What you will do
Count how many lines hold the string "INTERLOCK". Give that number alone.

*****

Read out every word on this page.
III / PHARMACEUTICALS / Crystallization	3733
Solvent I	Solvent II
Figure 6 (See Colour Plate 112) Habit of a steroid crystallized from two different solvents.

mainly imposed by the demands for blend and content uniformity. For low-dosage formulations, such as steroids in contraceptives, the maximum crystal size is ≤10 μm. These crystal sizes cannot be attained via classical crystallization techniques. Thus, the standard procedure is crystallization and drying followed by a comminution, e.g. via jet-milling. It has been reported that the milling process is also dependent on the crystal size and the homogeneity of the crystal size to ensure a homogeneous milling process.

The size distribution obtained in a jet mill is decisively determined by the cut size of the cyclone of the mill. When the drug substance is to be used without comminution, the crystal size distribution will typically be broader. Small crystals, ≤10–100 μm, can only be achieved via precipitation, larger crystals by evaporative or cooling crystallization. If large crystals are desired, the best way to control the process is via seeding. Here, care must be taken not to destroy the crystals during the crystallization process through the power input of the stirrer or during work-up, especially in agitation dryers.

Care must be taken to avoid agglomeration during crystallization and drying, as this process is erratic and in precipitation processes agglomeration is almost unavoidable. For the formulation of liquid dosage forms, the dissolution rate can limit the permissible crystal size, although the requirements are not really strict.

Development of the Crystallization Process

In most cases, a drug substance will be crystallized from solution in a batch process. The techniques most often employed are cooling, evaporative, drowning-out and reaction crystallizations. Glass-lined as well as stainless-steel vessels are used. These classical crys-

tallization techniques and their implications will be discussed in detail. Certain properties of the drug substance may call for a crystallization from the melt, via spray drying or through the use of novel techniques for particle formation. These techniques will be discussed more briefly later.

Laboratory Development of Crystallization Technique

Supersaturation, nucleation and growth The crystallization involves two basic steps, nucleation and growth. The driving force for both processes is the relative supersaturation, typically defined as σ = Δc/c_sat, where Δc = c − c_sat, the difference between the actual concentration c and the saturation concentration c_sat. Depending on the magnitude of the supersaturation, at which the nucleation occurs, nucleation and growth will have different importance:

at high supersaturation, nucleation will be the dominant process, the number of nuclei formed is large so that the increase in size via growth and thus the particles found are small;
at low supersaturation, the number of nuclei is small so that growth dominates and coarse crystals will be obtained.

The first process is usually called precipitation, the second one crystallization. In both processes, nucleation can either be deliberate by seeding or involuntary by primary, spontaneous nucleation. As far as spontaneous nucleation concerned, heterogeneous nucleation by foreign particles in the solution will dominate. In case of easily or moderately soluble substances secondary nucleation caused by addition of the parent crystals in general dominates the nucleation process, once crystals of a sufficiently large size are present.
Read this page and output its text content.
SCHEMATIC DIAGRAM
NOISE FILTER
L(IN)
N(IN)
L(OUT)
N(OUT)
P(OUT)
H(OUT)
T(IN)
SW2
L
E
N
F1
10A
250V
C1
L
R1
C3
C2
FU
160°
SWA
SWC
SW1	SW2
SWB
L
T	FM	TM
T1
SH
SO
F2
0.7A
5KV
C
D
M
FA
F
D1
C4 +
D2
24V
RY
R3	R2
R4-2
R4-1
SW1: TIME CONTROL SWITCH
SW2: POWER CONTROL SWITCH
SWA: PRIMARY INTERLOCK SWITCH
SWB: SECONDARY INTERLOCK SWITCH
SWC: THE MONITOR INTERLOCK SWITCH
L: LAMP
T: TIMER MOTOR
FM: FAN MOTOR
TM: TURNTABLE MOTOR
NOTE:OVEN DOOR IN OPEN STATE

*****

The output
3